Start of LISTED RECORDS
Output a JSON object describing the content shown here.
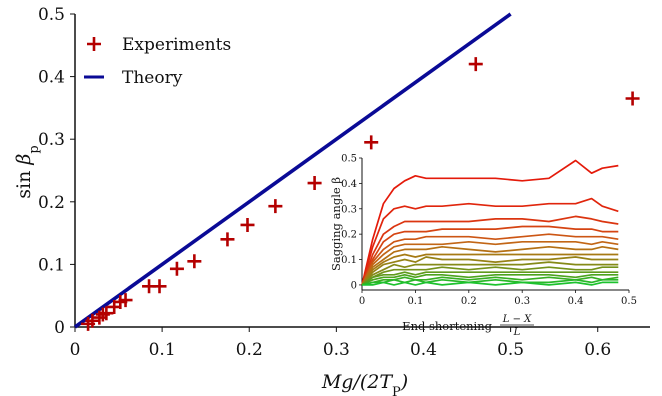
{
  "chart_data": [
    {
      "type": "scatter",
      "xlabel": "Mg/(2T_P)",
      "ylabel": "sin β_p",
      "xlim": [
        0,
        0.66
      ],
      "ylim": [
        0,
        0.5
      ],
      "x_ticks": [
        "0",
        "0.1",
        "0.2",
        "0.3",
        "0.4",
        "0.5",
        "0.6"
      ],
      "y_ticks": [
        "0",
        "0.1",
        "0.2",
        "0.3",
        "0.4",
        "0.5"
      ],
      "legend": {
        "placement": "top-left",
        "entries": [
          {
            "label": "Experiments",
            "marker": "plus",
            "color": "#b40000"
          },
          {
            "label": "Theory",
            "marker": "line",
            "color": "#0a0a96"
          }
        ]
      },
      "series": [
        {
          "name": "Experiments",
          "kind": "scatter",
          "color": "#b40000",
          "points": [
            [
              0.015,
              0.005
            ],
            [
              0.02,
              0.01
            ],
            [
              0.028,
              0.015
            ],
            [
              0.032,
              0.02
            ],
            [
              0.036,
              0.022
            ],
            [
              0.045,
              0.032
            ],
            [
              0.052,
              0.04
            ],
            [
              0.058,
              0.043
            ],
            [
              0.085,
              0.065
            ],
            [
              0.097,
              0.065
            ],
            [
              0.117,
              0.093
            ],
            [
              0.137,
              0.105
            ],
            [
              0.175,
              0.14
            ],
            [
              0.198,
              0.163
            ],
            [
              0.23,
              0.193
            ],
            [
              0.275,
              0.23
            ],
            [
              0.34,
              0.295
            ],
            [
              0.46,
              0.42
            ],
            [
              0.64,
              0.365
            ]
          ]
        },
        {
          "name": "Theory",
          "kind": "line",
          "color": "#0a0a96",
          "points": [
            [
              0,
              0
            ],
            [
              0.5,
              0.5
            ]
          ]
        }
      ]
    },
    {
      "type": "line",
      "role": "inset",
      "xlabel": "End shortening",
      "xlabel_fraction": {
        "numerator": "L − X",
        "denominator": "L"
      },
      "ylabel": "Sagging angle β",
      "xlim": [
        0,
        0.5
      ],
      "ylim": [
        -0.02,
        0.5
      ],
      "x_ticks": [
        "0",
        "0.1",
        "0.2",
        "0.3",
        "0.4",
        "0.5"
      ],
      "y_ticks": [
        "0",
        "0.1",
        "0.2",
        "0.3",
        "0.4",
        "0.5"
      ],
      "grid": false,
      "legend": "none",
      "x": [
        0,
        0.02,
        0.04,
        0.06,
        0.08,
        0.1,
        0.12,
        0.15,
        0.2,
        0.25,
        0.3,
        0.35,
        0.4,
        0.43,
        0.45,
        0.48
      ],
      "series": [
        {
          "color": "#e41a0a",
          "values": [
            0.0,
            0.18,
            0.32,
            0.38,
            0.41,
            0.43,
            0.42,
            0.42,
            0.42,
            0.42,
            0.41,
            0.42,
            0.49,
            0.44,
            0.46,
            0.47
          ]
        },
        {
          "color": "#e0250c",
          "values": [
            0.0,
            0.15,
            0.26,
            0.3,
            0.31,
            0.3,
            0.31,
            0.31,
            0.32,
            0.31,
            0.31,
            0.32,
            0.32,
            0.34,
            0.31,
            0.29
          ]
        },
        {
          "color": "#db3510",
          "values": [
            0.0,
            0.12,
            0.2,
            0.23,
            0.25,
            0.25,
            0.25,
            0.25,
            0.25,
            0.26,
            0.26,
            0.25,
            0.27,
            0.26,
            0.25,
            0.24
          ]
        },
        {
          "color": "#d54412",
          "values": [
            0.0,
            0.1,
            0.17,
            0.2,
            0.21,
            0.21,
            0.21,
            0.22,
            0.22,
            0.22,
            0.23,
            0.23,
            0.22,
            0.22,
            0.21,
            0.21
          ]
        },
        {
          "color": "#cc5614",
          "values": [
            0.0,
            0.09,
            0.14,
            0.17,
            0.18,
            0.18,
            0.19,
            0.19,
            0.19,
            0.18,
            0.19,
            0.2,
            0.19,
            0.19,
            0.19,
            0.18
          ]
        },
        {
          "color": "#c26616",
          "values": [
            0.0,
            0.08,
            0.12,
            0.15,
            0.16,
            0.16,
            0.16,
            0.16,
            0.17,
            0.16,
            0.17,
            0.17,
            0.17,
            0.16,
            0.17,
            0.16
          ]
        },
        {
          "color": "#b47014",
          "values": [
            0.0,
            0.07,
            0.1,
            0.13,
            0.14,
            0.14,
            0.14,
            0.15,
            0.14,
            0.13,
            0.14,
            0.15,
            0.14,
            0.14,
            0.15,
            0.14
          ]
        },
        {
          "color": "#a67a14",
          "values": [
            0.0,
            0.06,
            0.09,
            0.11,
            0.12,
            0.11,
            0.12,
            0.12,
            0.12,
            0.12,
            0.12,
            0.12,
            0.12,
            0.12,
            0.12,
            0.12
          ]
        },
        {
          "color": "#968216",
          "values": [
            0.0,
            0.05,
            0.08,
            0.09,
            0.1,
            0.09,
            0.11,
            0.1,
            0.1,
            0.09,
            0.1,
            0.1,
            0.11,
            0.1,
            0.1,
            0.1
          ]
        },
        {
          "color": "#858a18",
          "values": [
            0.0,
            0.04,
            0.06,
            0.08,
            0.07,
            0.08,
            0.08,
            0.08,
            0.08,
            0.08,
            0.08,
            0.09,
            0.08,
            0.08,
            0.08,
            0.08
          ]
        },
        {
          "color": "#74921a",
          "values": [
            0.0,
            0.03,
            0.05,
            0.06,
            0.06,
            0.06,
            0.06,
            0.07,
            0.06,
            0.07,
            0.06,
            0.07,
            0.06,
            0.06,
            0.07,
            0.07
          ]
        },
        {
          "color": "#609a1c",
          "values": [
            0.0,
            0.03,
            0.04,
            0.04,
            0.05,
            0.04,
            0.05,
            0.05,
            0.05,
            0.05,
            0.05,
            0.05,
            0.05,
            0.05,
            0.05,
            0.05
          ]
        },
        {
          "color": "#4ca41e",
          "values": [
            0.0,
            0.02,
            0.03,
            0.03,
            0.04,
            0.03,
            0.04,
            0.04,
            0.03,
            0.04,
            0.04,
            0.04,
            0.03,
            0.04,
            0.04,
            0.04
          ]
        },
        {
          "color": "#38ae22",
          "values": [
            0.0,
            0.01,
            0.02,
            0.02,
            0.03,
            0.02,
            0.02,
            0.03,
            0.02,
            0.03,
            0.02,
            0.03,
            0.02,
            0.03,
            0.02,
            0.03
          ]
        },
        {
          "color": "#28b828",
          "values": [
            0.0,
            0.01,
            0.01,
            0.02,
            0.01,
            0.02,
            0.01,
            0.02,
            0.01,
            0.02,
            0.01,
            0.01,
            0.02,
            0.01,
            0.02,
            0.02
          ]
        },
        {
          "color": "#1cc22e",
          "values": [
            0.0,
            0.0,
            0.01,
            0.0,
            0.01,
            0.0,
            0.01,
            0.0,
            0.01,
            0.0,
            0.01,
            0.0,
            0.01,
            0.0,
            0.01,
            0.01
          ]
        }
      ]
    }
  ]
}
End of LISTED RECORDS
WRITTEN PROBLEM |
From the entries above, return each line with the word "Experiments" in it.

OUTPUT FOR THIS EXERCISE |
            "label": "Experiments",
          "name": "Experiments",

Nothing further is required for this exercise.